• **WORK INSTRUCTIONS**
Print every line of the listing exactly, please.

— START DATA IN THIS EXERCISE —

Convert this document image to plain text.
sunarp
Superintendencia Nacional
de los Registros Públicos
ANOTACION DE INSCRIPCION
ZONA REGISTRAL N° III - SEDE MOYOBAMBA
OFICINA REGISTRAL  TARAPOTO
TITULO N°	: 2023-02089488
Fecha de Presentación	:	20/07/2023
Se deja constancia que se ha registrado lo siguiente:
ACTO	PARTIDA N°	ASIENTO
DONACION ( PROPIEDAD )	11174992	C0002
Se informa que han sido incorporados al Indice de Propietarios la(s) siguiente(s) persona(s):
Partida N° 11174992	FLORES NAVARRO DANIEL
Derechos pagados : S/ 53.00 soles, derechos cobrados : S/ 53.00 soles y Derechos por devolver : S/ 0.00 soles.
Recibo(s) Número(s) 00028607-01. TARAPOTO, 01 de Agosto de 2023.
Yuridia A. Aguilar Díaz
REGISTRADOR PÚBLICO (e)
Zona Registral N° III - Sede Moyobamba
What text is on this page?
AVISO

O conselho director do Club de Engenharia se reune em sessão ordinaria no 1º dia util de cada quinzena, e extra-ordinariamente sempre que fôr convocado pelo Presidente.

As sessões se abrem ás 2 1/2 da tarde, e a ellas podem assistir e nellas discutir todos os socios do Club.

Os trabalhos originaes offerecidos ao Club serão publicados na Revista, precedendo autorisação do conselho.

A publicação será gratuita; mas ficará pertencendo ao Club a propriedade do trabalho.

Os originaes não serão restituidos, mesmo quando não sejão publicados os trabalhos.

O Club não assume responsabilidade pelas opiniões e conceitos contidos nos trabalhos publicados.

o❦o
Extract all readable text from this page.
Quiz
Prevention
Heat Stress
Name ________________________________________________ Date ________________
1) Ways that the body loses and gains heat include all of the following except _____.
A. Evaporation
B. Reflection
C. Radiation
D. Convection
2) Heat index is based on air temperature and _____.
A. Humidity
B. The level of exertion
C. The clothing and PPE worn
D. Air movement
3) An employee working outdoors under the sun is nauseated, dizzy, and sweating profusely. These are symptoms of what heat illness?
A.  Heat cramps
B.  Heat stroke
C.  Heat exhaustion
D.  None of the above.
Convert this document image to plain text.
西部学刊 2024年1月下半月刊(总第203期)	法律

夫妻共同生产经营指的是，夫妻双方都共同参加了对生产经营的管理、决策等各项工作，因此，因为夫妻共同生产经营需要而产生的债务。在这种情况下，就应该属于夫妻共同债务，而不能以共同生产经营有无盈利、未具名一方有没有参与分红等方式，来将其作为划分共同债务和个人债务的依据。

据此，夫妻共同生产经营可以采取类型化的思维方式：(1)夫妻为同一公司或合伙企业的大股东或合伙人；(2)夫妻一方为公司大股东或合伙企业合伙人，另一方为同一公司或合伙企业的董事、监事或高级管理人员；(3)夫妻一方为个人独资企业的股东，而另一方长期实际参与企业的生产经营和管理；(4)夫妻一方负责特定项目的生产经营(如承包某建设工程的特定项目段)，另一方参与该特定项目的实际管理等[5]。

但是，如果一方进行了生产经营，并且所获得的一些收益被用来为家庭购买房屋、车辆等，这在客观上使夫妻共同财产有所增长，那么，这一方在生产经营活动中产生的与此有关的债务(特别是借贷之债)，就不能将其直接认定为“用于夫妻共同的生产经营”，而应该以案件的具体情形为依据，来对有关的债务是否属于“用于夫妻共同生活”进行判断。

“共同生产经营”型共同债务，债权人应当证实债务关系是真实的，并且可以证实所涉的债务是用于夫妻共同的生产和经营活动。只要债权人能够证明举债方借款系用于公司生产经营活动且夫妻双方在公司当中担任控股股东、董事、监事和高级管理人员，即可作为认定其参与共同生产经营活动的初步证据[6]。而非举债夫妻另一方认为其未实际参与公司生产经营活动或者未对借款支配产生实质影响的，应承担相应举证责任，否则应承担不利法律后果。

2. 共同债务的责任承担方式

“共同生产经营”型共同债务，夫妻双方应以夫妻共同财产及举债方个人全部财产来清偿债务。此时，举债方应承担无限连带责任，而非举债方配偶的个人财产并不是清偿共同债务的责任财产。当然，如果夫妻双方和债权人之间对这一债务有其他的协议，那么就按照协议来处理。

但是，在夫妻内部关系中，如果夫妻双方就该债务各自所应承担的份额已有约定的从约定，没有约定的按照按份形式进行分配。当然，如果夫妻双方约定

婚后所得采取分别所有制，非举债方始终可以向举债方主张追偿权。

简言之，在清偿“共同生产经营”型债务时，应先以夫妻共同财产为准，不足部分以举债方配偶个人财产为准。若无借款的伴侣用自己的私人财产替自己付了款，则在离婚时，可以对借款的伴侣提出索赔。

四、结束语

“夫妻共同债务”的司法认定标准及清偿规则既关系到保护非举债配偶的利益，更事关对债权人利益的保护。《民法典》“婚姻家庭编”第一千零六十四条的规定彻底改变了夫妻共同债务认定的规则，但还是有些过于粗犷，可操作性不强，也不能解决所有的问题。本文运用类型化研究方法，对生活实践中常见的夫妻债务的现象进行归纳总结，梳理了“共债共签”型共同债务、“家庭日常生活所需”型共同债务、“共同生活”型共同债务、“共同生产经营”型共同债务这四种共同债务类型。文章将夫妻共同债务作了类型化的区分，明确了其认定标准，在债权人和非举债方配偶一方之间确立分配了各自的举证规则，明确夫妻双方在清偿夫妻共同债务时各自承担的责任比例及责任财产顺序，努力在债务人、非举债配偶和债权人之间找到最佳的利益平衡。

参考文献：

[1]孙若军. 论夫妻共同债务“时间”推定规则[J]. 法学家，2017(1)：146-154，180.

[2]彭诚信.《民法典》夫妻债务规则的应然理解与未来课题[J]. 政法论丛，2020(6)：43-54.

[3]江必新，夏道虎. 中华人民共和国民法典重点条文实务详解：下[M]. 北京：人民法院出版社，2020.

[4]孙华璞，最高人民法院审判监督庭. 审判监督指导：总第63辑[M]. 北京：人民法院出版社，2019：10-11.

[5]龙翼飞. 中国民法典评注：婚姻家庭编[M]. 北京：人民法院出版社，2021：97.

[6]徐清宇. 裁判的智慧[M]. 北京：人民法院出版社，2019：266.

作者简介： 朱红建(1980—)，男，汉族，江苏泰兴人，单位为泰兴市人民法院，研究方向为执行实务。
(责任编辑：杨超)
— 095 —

— END DATA IN THIS EXERCISE —

• **OUTPUT BELOW**
Convert this document image to plain text.
sunarp
Superintendencia Nacional
de los Registros Públicos
ANOTACION DE INSCRIPCION
ZONA REGISTRAL N° III - SEDE MOYOBAMBA
OFICINA REGISTRAL  TARAPOTO
TITULO N°	: 2023-02089488
Fecha de Presentación	:	20/07/2023
Se deja constancia que se ha registrado lo siguiente:
ACTO	PARTIDA N°	ASIENTO
DONACION ( PROPIEDAD )	11174992	C0002
Se informa que han sido incorporados al Indice de Propietarios la(s) siguiente(s) persona(s):
Partida N° 11174992	FLORES NAVARRO DANIEL
Derechos pagados : S/ 53.00 soles, derechos cobrados : S/ 53.00 soles y Derechos por devolver : S/ 0.00 soles.
Recibo(s) Número(s) 00028607-01. TARAPOTO, 01 de Agosto de 2023.
Yuridia A. Aguilar Díaz
REGISTRADOR PÚBLICO (e)
Zona Registral N° III - Sede Moyobamba
What text is on this page?
AVISO

O conselho director do Club de Engenharia se reune em sessão ordinaria no 1º dia util de cada quinzena, e extra-ordinariamente sempre que fôr convocado pelo Presidente.

As sessões se abrem ás 2 1/2 da tarde, e a ellas podem assistir e nellas discutir todos os socios do Club.

Os trabalhos originaes offerecidos ao Club serão publicados na Revista, precedendo autorisação do conselho.

A publicação será gratuita; mas ficará pertencendo ao Club a propriedade do trabalho.

Os originaes não serão restituidos, mesmo quando não sejão publicados os trabalhos.

O Club não assume responsabilidade pelas opiniões e conceitos contidos nos trabalhos publicados.

o❦o
Extract all readable text from this page.
Quiz
Prevention
Heat Stress
Name ________________________________________________ Date ________________
1) Ways that the body loses and gains heat include all of the following except _____.
A. Evaporation
B. Reflection
C. Radiation
D. Convection
2) Heat index is based on air temperature and _____.
A. Humidity
B. The level of exertion
C. The clothing and PPE worn
D. Air movement
3) An employee working outdoors under the sun is nauseated, dizzy, and sweating profusely. These are symptoms of what heat illness?
A.  Heat cramps
B.  Heat stroke
C.  Heat exhaustion
D.  None of the above.
Convert this document image to plain text.
西部学刊 2024年1月下半月刊(总第203期)	法律

夫妻共同生产经营指的是，夫妻双方都共同参加了对生产经营的管理、决策等各项工作，因此，因为夫妻共同生产经营需要而产生的债务。在这种情况下，就应该属于夫妻共同债务，而不能以共同生产经营有无盈利、未具名一方有没有参与分红等方式，来将其作为划分共同债务和个人债务的依据。

据此，夫妻共同生产经营可以采取类型化的思维方式：(1)夫妻为同一公司或合伙企业的大股东或合伙人；(2)夫妻一方为公司大股东或合伙企业合伙人，另一方为同一公司或合伙企业的董事、监事或高级管理人员；(3)夫妻一方为个人独资企业的股东，而另一方长期实际参与企业的生产经营和管理；(4)夫妻一方负责特定项目的生产经营(如承包某建设工程的特定项目段)，另一方参与该特定项目的实际管理等[5]。

但是，如果一方进行了生产经营，并且所获得的一些收益被用来为家庭购买房屋、车辆等，这在客观上使夫妻共同财产有所增长，那么，这一方在生产经营活动中产生的与此有关的债务(特别是借贷之债)，就不能将其直接认定为“用于夫妻共同的生产经营”，而应该以案件的具体情形为依据，来对有关的债务是否属于“用于夫妻共同生活”进行判断。

“共同生产经营”型共同债务，债权人应当证实债务关系是真实的，并且可以证实所涉的债务是用于夫妻共同的生产和经营活动。只要债权人能够证明举债方借款系用于公司生产经营活动且夫妻双方在公司当中担任控股股东、董事、监事和高级管理人员，即可作为认定其参与共同生产经营活动的初步证据[6]。而非举债夫妻另一方认为其未实际参与公司生产经营活动或者未对借款支配产生实质影响的，应承担相应举证责任，否则应承担不利法律后果。

2. 共同债务的责任承担方式

“共同生产经营”型共同债务，夫妻双方应以夫妻共同财产及举债方个人全部财产来清偿债务。此时，举债方应承担无限连带责任，而非举债方配偶的个人财产并不是清偿共同债务的责任财产。当然，如果夫妻双方和债权人之间对这一债务有其他的协议，那么就按照协议来处理。

但是，在夫妻内部关系中，如果夫妻双方就该债务各自所应承担的份额已有约定的从约定，没有约定的按照按份形式进行分配。当然，如果夫妻双方约定

婚后所得采取分别所有制，非举债方始终可以向举债方主张追偿权。

简言之，在清偿“共同生产经营”型债务时，应先以夫妻共同财产为准，不足部分以举债方配偶个人财产为准。若无借款的伴侣用自己的私人财产替自己付了款，则在离婚时，可以对借款的伴侣提出索赔。

四、结束语

“夫妻共同债务”的司法认定标准及清偿规则既关系到保护非举债配偶的利益，更事关对债权人利益的保护。《民法典》“婚姻家庭编”第一千零六十四条的规定彻底改变了夫妻共同债务认定的规则，但还是有些过于粗犷，可操作性不强，也不能解决所有的问题。本文运用类型化研究方法，对生活实践中常见的夫妻债务的现象进行归纳总结，梳理了“共债共签”型共同债务、“家庭日常生活所需”型共同债务、“共同生活”型共同债务、“共同生产经营”型共同债务这四种共同债务类型。文章将夫妻共同债务作了类型化的区分，明确了其认定标准，在债权人和非举债方配偶一方之间确立分配了各自的举证规则，明确夫妻双方在清偿夫妻共同债务时各自承担的责任比例及责任财产顺序，努力在债务人、非举债配偶和债权人之间找到最佳的利益平衡。

参考文献：

[1]孙若军. 论夫妻共同债务“时间”推定规则[J]. 法学家，2017(1)：146-154，180.

[2]彭诚信.《民法典》夫妻债务规则的应然理解与未来课题[J]. 政法论丛，2020(6)：43-54.

[3]江必新，夏道虎. 中华人民共和国民法典重点条文实务详解：下[M]. 北京：人民法院出版社，2020.

[4]孙华璞，最高人民法院审判监督庭. 审判监督指导：总第63辑[M]. 北京：人民法院出版社，2019：10-11.

[5]龙翼飞. 中国民法典评注：婚姻家庭编[M]. 北京：人民法院出版社，2021：97.

[6]徐清宇. 裁判的智慧[M]. 北京：人民法院出版社，2019：266.

作者简介： 朱红建(1980—)，男，汉族，江苏泰兴人，单位为泰兴市人民法院，研究方向为执行实务。
(责任编辑：杨超)
— 095 —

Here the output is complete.